» **Do this**: Extract each line of the records below that contains the word "members".

» **Material shown**:
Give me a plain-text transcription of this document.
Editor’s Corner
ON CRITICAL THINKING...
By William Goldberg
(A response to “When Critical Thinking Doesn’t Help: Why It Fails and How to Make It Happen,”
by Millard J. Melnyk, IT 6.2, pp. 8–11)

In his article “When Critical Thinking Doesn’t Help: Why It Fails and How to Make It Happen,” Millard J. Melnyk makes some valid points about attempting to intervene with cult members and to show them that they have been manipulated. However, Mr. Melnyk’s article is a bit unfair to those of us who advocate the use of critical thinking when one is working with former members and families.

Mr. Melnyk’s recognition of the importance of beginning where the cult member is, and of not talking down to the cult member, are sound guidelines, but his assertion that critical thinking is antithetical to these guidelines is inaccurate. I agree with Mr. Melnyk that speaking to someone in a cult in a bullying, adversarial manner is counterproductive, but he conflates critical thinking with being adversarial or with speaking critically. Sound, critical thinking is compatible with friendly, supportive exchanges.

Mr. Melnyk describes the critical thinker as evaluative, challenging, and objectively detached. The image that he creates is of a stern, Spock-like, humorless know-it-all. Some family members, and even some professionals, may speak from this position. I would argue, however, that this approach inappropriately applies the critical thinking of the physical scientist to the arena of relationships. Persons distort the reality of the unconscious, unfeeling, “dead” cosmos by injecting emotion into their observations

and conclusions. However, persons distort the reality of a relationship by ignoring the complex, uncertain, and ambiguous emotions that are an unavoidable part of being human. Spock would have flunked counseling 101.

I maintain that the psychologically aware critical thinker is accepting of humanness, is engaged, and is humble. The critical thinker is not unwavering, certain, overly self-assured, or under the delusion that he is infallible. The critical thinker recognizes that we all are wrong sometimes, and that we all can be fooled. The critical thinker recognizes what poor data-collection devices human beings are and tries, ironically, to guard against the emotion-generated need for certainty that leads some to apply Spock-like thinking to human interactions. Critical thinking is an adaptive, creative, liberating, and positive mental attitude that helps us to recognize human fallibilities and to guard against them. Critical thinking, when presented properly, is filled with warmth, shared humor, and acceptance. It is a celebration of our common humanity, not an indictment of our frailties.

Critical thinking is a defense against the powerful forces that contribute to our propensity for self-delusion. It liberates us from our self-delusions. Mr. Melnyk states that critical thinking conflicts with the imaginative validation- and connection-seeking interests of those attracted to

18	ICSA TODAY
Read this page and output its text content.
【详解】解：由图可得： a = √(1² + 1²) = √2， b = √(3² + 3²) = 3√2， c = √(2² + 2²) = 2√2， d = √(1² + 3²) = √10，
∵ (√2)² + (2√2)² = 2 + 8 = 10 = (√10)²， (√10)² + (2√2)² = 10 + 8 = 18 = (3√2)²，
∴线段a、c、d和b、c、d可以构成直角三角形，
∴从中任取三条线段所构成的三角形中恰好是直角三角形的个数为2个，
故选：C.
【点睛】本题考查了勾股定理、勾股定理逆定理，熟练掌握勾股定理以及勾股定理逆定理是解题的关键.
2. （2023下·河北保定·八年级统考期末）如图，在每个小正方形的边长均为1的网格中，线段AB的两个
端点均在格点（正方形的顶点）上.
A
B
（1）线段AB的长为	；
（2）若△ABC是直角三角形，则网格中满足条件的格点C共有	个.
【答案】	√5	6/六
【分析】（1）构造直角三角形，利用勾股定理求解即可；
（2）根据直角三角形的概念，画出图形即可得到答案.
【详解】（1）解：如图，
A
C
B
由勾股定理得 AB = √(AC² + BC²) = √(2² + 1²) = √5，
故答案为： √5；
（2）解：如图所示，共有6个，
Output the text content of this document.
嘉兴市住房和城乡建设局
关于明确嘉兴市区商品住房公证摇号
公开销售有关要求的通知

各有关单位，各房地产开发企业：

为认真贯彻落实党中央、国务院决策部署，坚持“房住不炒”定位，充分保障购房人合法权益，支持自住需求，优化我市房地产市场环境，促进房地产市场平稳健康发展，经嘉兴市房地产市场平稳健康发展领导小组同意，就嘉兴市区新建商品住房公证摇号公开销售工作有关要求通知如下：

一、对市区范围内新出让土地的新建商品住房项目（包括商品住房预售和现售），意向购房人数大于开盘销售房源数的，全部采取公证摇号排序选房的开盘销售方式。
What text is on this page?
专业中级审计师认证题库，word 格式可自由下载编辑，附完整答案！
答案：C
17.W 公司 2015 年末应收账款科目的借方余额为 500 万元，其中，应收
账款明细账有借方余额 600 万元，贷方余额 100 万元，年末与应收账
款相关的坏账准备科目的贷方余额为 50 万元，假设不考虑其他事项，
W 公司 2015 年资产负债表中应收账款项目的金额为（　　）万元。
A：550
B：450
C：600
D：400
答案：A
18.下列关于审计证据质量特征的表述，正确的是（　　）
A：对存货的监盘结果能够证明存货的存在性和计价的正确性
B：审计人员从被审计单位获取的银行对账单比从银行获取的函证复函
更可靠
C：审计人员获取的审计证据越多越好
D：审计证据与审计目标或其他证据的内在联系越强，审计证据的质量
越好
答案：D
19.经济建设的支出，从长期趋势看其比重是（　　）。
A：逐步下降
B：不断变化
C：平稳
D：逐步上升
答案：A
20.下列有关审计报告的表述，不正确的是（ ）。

» **Finished exercise**:
In his article “When Critical Thinking Doesn’t Help: Why It Fails and How to Make It Happen,” Millard J. Melnyk makes some valid points about attempting to intervene with cult members and to show them that they have been manipulated. However, Mr. Melnyk’s article is a bit unfair to those of us who advocate the use of critical thinking when one is working with former members and families.
Mr. Melnyk describes the critical thinker as evaluative, challenging, and objectively detached. The image that he creates is of a stern, Spock-like, humorless know-it-all. Some family members, and even some professionals, may speak from this position. I would argue, however, that this approach inappropriately applies the critical thinking of the physical scientist to the arena of relationships. Persons distort the reality of the unconscious, unfeeling, “dead” cosmos by injecting emotion into their observations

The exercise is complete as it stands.